Data records:
=====

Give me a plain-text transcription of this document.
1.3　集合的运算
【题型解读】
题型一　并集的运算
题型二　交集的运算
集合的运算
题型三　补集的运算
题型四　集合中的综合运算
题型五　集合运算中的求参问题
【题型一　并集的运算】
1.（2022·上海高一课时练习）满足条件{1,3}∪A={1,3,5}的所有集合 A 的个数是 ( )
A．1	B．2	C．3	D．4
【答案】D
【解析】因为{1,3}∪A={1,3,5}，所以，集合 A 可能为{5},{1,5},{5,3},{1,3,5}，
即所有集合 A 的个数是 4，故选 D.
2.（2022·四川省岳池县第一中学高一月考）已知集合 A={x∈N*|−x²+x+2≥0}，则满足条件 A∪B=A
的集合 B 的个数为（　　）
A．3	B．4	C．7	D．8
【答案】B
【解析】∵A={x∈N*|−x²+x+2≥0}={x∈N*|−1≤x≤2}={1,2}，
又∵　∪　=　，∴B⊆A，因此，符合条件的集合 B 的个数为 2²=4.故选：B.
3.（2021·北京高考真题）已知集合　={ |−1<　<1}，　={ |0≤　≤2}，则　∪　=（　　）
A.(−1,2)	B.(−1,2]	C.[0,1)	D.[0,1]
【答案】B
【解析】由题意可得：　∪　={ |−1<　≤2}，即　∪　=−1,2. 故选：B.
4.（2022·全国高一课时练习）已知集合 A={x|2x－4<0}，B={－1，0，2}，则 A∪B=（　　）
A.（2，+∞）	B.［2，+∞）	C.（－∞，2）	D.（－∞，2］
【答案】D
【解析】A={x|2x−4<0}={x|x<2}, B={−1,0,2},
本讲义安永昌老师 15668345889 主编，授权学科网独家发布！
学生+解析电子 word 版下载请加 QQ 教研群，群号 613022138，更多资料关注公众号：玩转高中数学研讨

=====

Copy each line containing the word "的个数为" from the data.

的集合 B 的个数为（　　）
又∵　∪　=　，∴B⊆A，因此，符合条件的集合 B 的个数为 2²=4.故选：B.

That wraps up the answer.